-- SUPPLIED PASSAGE --
-.-.-

→ Poster doi: 10.7490/f1000research.1112744.1
AuthorsHuaiying Lin, Stefan Green, Pinal Kanabar, Neil Bahroos, and Mark Maienschein-Cline, University of Illinois at Chicago
AbstractThere are numerous taxonomy assignment tools available in the bioinformatics field for metagenomics studies, but the performance of these tools has not been well studied on the same set of samples by a third party. Our goal is to measure the discrepancies and consistencies of several popular taxonomy classifiers on the same samples and to compare the results obtained with different sequencing technologies. In this study, 8 stool samples were collected and sequenced with both whole genome shotgun and 16s sequencing methods. We compared the consistency of taxonomy profiling using (1) five popular off-the-shelf taxonomy profiling softwares: Mothur and Qiime for 16s amplicons, and Gottcha, Metaphlan2 and Metaphyler for shotgun reads; (2) MEGAN’s Lowest Common Ancestor (LCA) taxonomy profiling algorithm using NCBI Megablast-based output between three databases: nt (non-redundant nucleotide), nr (non-redundant amino acid) and 16s microbial nucleotide. From approach (1), we found the taxonomic composition from 16s amplicons is a useful estimate of the whole genome shotgun reads. Mothur, Qiime, Metaphyler and Metaphlan2 showed similar clustering patterns, although Gottcha returned distinctive results. From approach (2), we found that when comparing across different sequencing/processing methods, shotgun reads are the most stable regardless of database types, while 16s reads show different beta diversity among the three databases. Comparing across different databases, we found shotgun reads have a higher beta diversity when comparing to 16S amplicons, and nt database gives the most different taxonomic profiles.

-.-.-

Items from a dataset:
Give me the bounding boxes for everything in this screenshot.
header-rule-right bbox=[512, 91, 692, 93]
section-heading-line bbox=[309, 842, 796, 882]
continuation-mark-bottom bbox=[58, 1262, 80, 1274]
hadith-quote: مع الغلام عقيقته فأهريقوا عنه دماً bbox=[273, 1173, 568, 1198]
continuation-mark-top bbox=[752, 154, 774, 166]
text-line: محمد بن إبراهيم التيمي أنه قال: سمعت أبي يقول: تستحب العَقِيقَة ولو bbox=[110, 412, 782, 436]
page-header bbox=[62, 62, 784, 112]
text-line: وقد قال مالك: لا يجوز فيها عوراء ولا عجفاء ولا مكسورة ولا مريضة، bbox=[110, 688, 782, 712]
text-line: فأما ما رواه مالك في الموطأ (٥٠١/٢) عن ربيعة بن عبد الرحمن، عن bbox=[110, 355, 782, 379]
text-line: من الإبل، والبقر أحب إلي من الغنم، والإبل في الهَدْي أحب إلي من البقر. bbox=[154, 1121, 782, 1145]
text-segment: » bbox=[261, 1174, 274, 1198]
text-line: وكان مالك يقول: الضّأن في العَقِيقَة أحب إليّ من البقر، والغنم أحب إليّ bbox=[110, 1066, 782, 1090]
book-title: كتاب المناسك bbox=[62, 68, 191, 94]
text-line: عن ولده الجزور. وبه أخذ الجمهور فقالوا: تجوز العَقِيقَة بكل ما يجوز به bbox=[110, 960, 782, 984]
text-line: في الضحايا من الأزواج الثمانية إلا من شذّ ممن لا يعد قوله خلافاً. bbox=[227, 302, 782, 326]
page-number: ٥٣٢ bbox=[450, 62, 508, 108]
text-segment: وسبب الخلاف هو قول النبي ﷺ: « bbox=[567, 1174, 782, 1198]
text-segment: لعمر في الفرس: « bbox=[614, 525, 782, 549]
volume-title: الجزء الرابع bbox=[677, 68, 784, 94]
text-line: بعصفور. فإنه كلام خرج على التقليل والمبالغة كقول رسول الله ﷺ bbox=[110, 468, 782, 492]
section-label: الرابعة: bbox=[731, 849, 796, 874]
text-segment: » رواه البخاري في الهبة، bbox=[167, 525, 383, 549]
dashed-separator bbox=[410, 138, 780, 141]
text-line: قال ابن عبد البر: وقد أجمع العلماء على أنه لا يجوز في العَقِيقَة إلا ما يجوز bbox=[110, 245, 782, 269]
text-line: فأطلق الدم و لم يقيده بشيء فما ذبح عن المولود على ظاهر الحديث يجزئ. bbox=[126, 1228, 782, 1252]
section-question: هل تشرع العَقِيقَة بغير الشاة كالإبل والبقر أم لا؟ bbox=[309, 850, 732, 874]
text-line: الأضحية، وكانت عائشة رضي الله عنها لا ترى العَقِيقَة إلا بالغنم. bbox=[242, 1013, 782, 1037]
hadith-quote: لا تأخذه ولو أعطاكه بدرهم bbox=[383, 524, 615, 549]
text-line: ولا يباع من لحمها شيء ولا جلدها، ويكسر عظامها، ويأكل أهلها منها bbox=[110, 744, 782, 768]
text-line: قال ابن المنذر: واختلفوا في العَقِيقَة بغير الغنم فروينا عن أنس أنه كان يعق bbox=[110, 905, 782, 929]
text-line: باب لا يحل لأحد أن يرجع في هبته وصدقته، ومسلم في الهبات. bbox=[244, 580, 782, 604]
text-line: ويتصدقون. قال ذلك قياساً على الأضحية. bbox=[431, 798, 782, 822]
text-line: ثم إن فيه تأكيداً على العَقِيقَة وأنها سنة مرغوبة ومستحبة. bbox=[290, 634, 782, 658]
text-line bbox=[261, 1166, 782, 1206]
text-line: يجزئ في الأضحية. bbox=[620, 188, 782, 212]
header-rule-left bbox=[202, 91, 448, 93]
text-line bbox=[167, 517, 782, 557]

-.-.-

-- TRY IT --
Answer these questions from the abstract on taxonomy classifiers.
1. How many stool samples were collected and sequenced?
2. Which tool returned results that differed from the clustering patterns of the others?
3. Which database gives the most different taxonomic profiles?
The items are separate material and do not relate to the abstract on taxonomy classifiers.

-- WRITTEN REPLY --
1. 8
2. Gottcha
3. The nt (non-redundant nucleotide) database